### Problem requirements
Write out each line of the listing as it stands, without the images.

### Data to process
┄┄┄┄┄┄

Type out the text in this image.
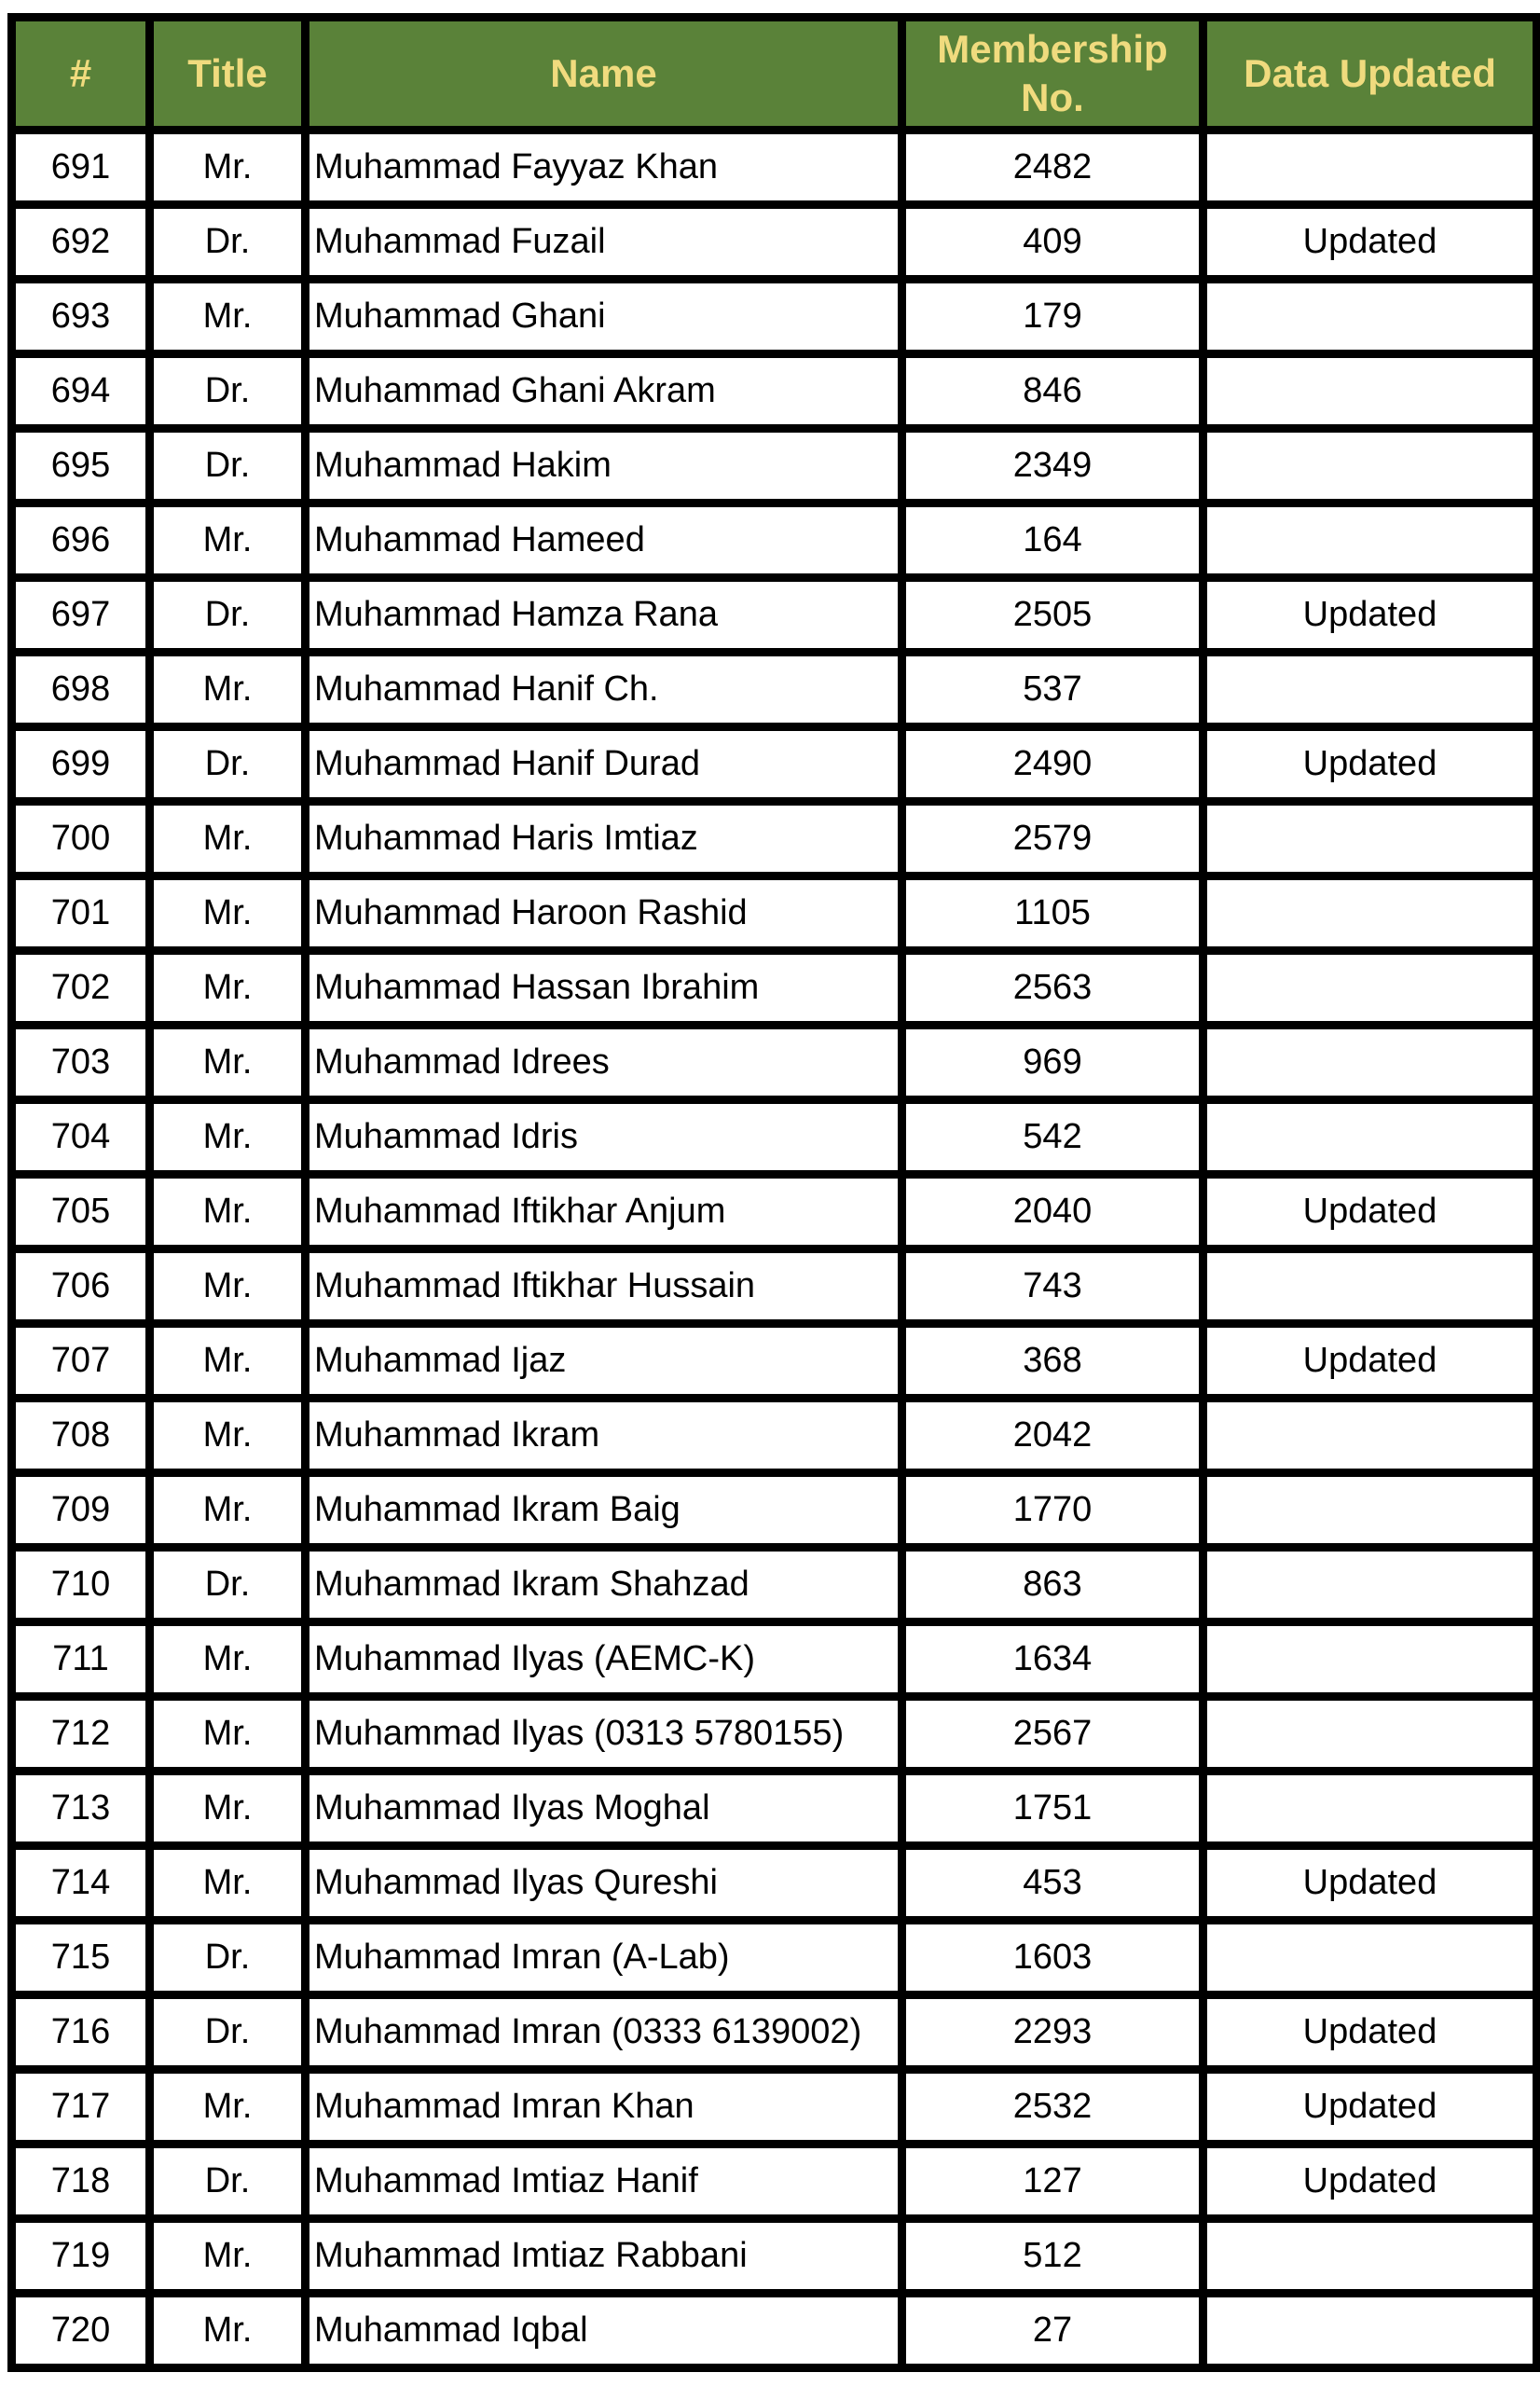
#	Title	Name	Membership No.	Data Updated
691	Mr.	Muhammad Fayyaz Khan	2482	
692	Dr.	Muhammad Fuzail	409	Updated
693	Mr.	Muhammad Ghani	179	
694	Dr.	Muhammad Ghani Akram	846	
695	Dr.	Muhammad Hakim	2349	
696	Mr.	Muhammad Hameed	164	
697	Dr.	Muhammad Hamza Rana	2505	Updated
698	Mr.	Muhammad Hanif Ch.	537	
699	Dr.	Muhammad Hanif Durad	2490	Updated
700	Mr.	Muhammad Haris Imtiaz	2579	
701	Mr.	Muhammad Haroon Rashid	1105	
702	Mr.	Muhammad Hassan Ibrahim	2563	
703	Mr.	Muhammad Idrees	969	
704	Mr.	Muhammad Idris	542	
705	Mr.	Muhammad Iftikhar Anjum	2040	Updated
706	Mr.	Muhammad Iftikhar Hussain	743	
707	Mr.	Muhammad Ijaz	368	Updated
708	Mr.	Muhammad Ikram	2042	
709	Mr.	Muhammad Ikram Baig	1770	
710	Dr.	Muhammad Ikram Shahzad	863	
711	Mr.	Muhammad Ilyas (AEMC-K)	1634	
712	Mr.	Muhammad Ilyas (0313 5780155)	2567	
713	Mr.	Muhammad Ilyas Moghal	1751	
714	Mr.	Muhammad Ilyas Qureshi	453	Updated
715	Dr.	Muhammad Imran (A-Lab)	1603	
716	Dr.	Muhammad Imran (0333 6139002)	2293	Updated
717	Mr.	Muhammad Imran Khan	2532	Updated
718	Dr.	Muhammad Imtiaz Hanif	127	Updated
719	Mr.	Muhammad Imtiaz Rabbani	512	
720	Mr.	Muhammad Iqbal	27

┄┄┄┄┄┄

### Written solution
Type out the text in this image.
#	Title	Name	Membership No.	Data Updated
691	Mr.	Muhammad Fayyaz Khan	2482	
692	Dr.	Muhammad Fuzail	409	Updated
693	Mr.	Muhammad Ghani	179	
694	Dr.	Muhammad Ghani Akram	846	
695	Dr.	Muhammad Hakim	2349	
696	Mr.	Muhammad Hameed	164	
697	Dr.	Muhammad Hamza Rana	2505	Updated
698	Mr.	Muhammad Hanif Ch.	537	
699	Dr.	Muhammad Hanif Durad	2490	Updated
700	Mr.	Muhammad Haris Imtiaz	2579	
701	Mr.	Muhammad Haroon Rashid	1105	
702	Mr.	Muhammad Hassan Ibrahim	2563	
703	Mr.	Muhammad Idrees	969	
704	Mr.	Muhammad Idris	542	
705	Mr.	Muhammad Iftikhar Anjum	2040	Updated
706	Mr.	Muhammad Iftikhar Hussain	743	
707	Mr.	Muhammad Ijaz	368	Updated
708	Mr.	Muhammad Ikram	2042	
709	Mr.	Muhammad Ikram Baig	1770	
710	Dr.	Muhammad Ikram Shahzad	863	
711	Mr.	Muhammad Ilyas (AEMC-K)	1634	
712	Mr.	Muhammad Ilyas (0313 5780155)	2567	
713	Mr.	Muhammad Ilyas Moghal	1751	
714	Mr.	Muhammad Ilyas Qureshi	453	Updated
715	Dr.	Muhammad Imran (A-Lab)	1603	
716	Dr.	Muhammad Imran (0333 6139002)	2293	Updated
717	Mr.	Muhammad Imran Khan	2532	Updated
718	Dr.	Muhammad Imtiaz Hanif	127	Updated
719	Mr.	Muhammad Imtiaz Rabbani	512	
720	Mr.	Muhammad Iqbal	27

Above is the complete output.